Identify the lines bearing the string "should" and gather them.

##### Input for this task #####

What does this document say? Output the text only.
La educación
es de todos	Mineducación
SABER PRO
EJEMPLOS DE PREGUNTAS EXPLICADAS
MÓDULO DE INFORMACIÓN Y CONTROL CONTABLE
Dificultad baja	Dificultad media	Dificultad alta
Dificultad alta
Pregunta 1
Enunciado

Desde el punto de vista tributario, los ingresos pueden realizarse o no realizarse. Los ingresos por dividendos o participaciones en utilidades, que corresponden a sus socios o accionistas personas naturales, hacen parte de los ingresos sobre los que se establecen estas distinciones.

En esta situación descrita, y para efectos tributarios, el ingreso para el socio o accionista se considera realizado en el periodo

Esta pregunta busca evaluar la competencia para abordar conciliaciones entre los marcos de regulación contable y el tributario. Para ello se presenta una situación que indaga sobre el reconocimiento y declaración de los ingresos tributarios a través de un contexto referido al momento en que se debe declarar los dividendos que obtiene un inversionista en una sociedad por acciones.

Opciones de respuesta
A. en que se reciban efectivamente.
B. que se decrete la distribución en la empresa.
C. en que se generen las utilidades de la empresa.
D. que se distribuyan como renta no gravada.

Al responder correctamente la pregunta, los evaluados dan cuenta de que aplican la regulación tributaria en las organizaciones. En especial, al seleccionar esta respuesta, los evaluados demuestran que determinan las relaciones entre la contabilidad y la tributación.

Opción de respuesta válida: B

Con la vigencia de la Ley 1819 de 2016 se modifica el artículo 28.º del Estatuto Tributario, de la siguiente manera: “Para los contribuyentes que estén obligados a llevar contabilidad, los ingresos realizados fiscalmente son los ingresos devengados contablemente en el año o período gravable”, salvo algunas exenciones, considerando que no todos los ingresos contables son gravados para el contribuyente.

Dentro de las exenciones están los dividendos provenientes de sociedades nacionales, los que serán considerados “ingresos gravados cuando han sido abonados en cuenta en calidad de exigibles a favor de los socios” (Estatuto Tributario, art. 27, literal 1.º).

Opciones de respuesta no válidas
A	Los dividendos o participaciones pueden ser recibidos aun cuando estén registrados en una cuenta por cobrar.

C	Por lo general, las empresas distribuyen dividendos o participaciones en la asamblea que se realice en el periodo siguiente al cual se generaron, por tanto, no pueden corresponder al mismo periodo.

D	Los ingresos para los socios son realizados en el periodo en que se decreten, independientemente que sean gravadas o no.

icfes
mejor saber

#####
##### Input for this task #####

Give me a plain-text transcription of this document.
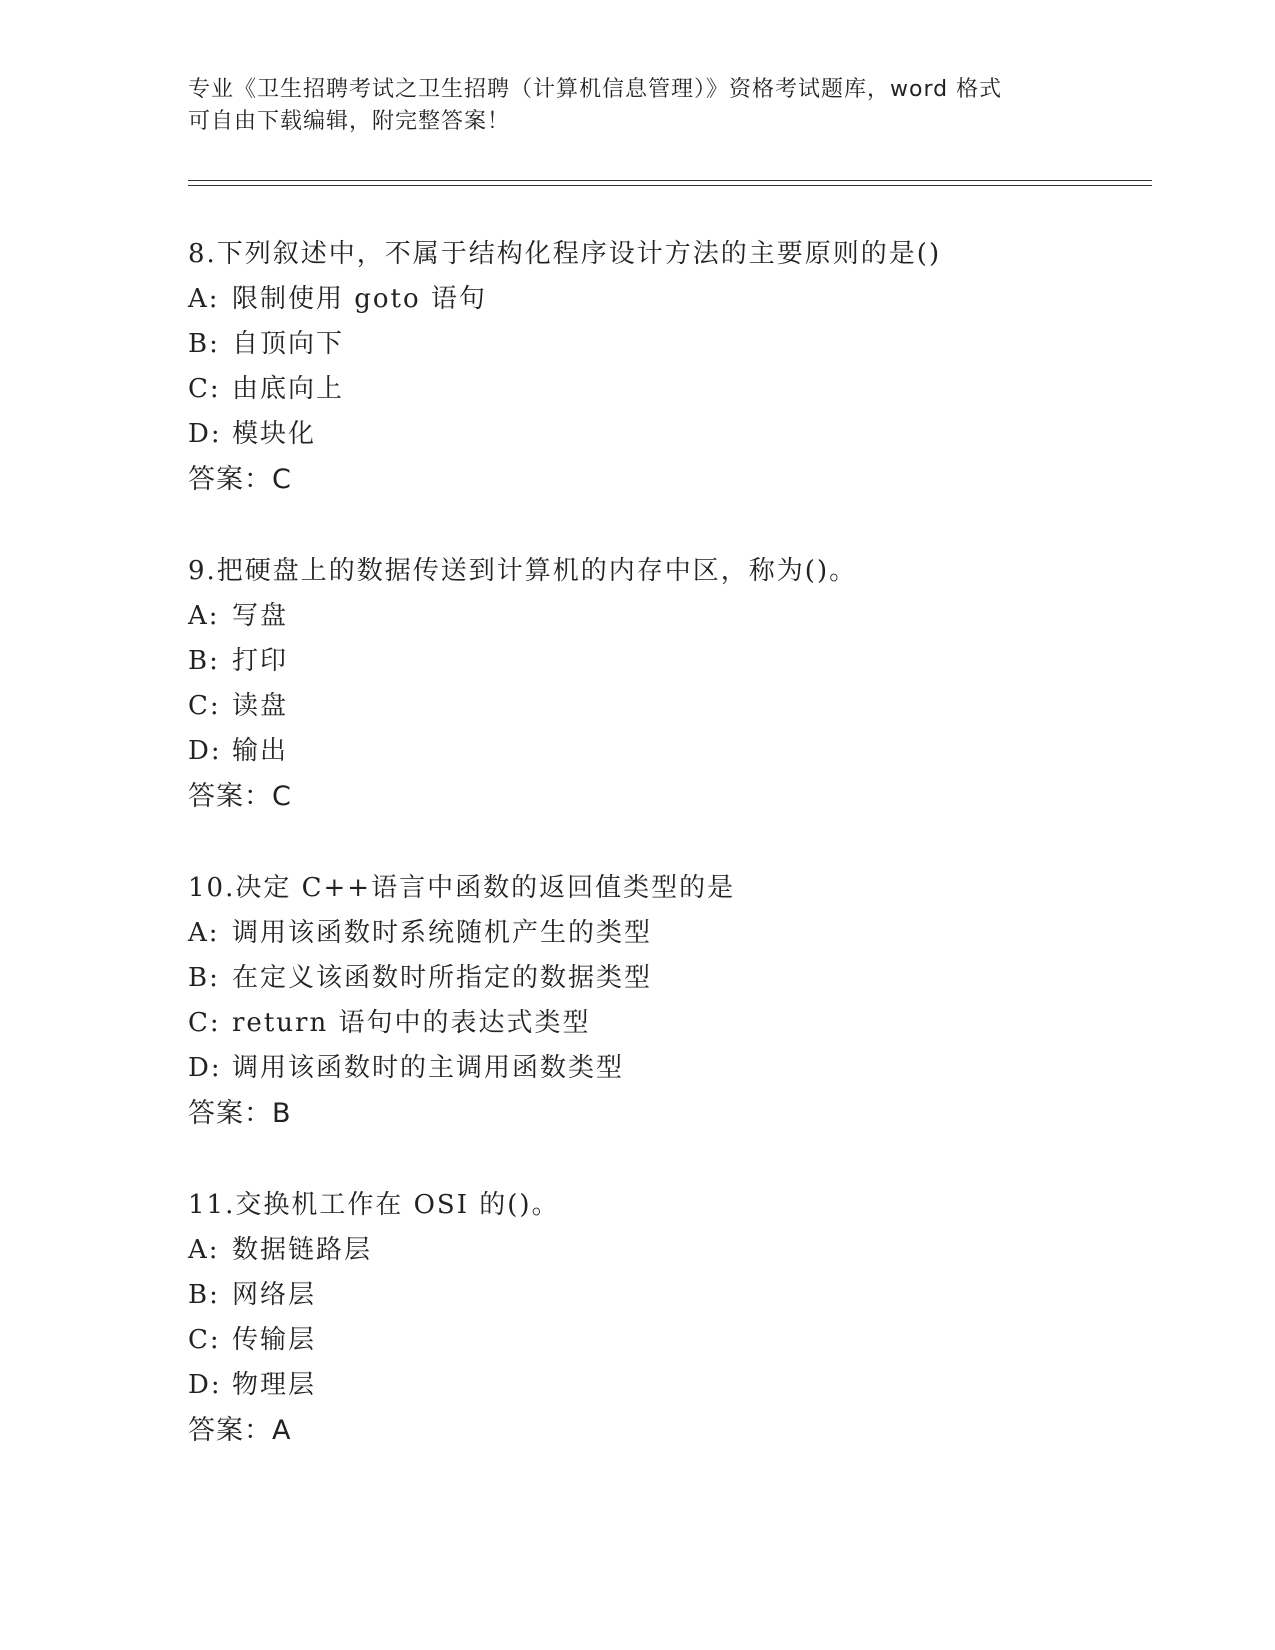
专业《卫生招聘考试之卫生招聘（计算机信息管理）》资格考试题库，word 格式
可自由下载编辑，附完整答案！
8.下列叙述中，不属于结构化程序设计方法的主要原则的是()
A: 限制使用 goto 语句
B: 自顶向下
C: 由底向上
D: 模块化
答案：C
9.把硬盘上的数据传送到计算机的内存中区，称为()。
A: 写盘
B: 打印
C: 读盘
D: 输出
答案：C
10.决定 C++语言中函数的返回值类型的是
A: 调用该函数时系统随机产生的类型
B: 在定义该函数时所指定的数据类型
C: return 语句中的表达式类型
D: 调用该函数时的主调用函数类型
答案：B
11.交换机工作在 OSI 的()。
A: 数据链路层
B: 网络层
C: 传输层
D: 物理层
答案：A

#####
##### Input for this task #####

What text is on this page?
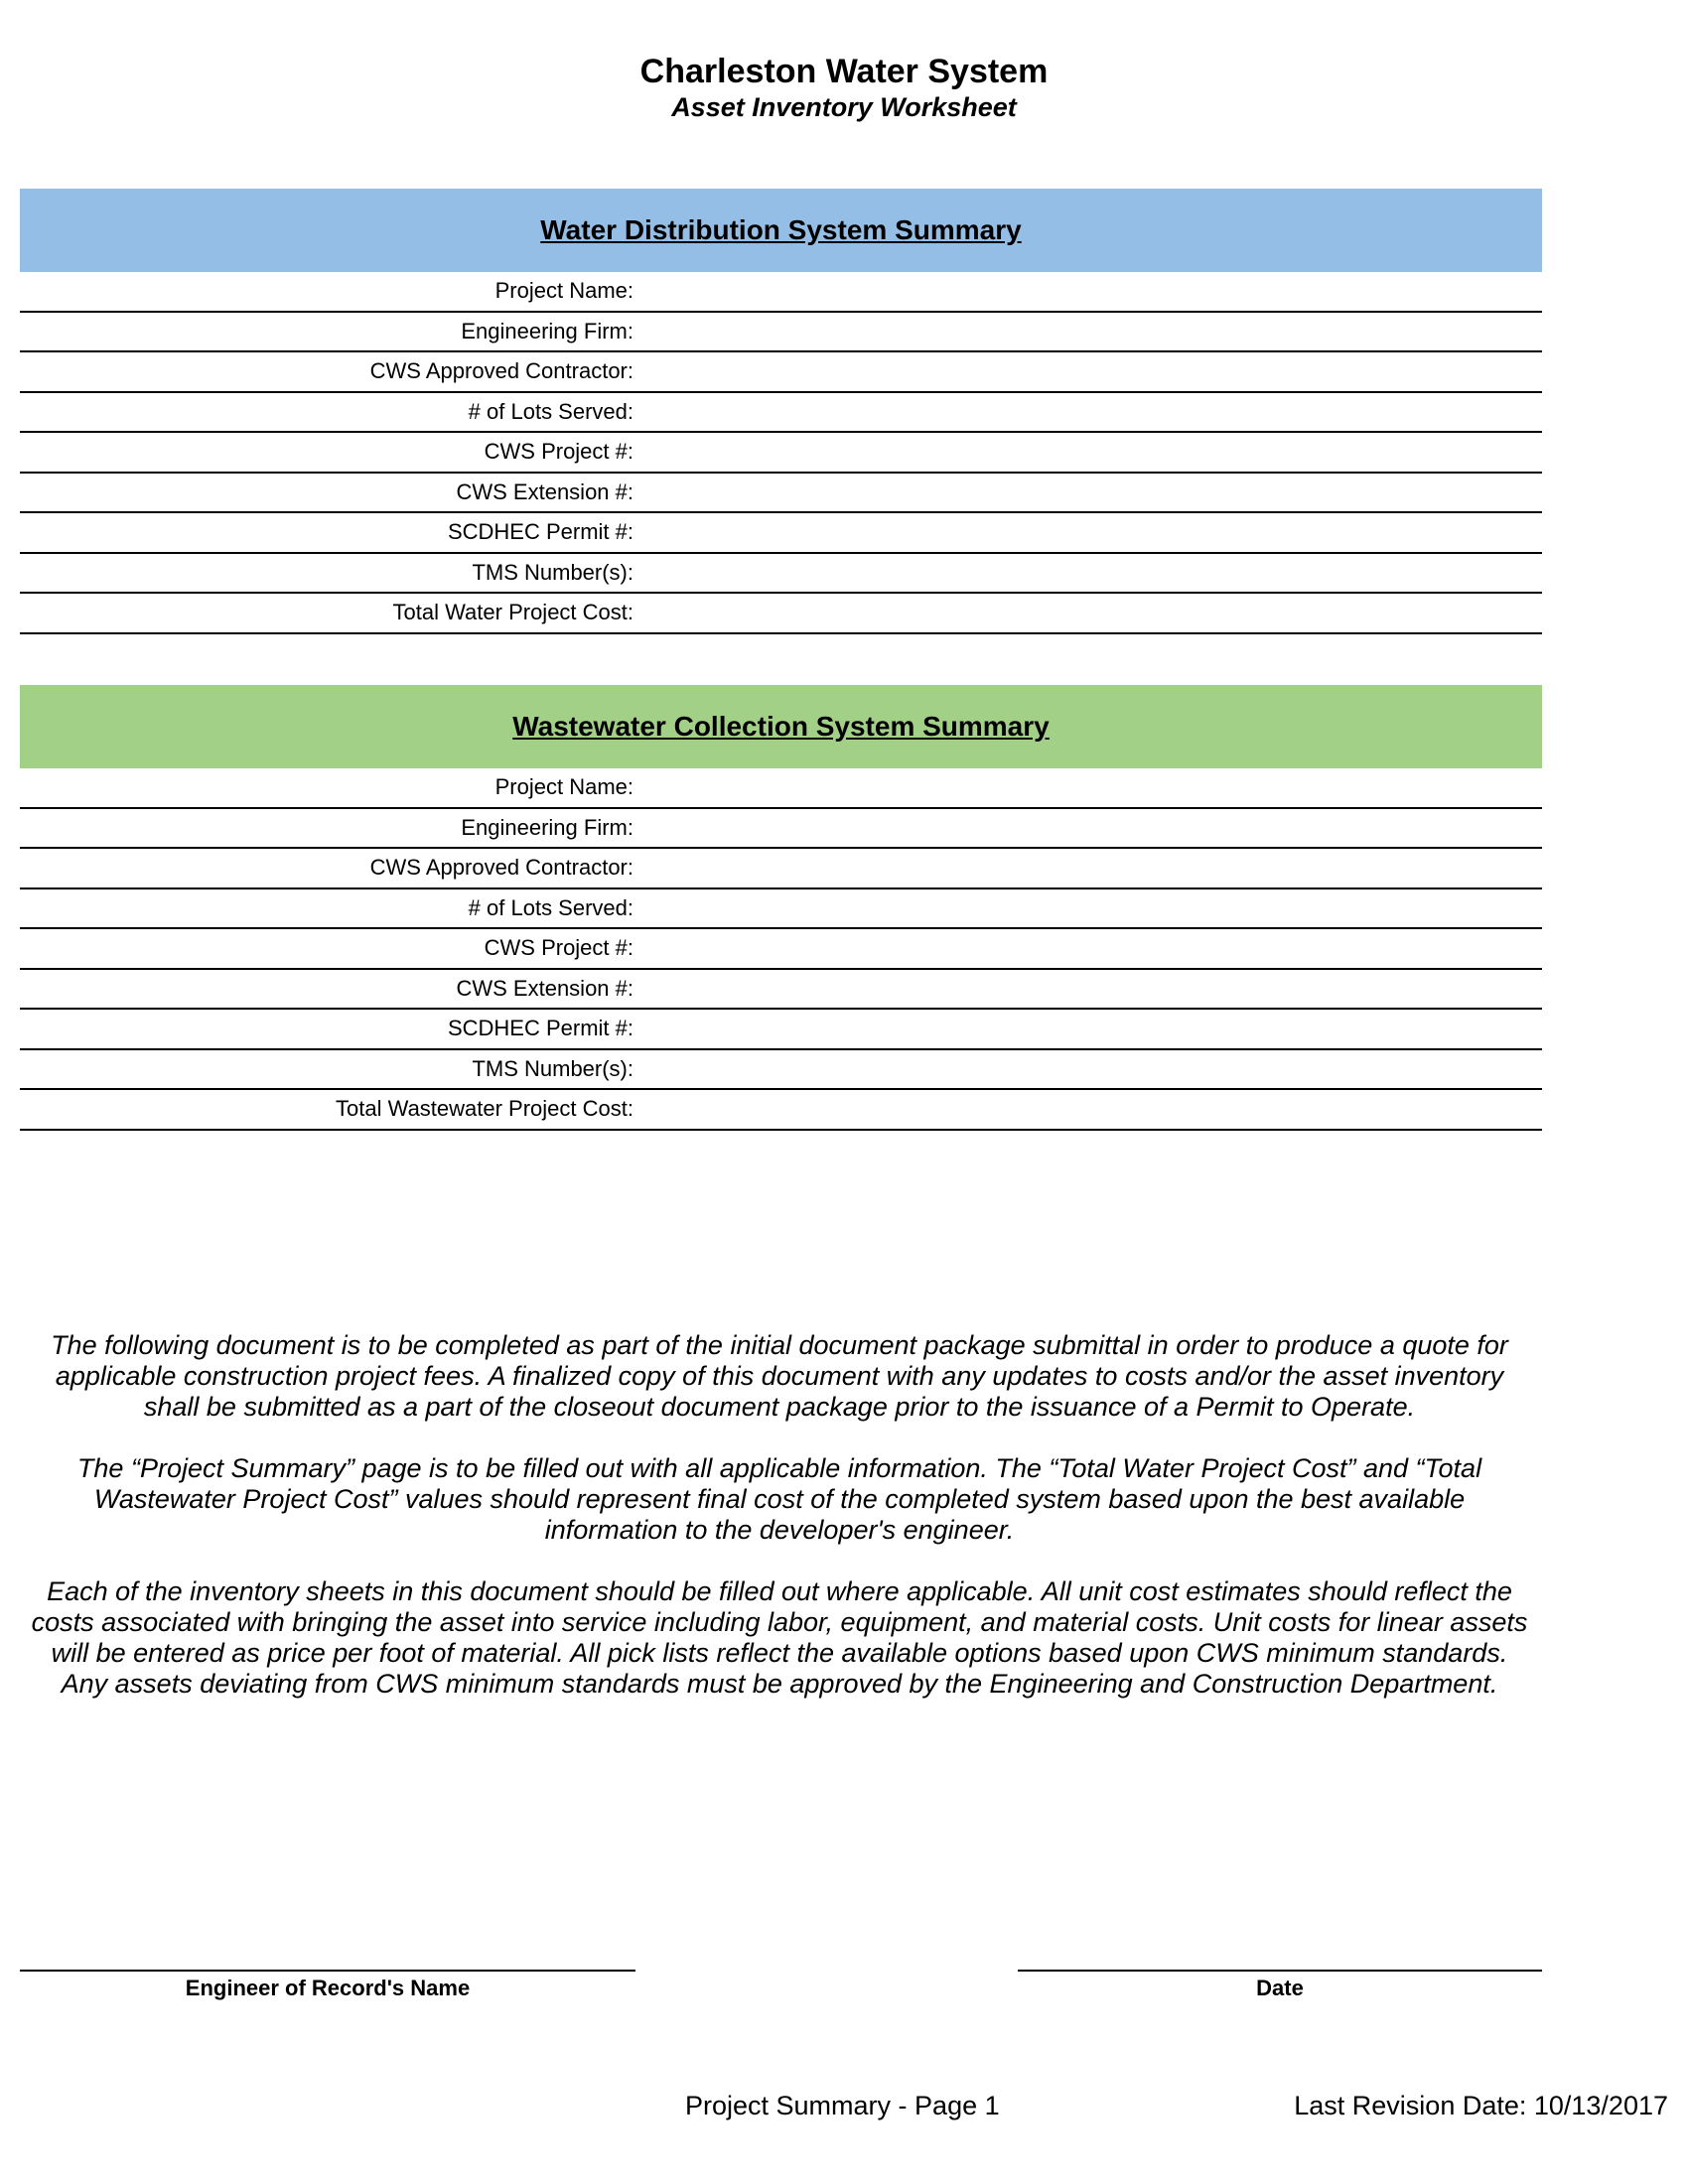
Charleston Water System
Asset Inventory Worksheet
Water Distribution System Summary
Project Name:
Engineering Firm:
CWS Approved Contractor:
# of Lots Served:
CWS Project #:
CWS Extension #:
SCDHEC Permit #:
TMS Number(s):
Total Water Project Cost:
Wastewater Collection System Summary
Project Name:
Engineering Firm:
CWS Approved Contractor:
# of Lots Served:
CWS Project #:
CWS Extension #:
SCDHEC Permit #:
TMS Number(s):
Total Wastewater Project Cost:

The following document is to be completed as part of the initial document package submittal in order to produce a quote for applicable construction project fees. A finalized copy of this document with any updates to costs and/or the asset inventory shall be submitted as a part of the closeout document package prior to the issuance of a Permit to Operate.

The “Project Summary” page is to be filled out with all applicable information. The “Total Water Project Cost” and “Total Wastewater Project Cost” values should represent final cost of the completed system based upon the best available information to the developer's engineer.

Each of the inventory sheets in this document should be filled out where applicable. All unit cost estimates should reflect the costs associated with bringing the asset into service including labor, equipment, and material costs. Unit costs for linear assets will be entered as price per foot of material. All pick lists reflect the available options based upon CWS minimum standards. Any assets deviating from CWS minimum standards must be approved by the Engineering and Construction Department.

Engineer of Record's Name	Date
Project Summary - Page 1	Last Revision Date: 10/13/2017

#####

• Answer to the problem:
The “Project Summary” page is to be filled out with all applicable information. The “Total Water Project Cost” and “Total Wastewater Project Cost” values should represent final cost of the completed system based upon the best available information to the developer's engineer.
Each of the inventory sheets in this document should be filled out where applicable. All unit cost estimates should reflect the costs associated with bringing the asset into service including labor, equipment, and material costs. Unit costs for linear assets will be entered as price per foot of material. All pick lists reflect the available options based upon CWS minimum standards. Any assets deviating from CWS minimum standards must be approved by the Engineering and Construction Department.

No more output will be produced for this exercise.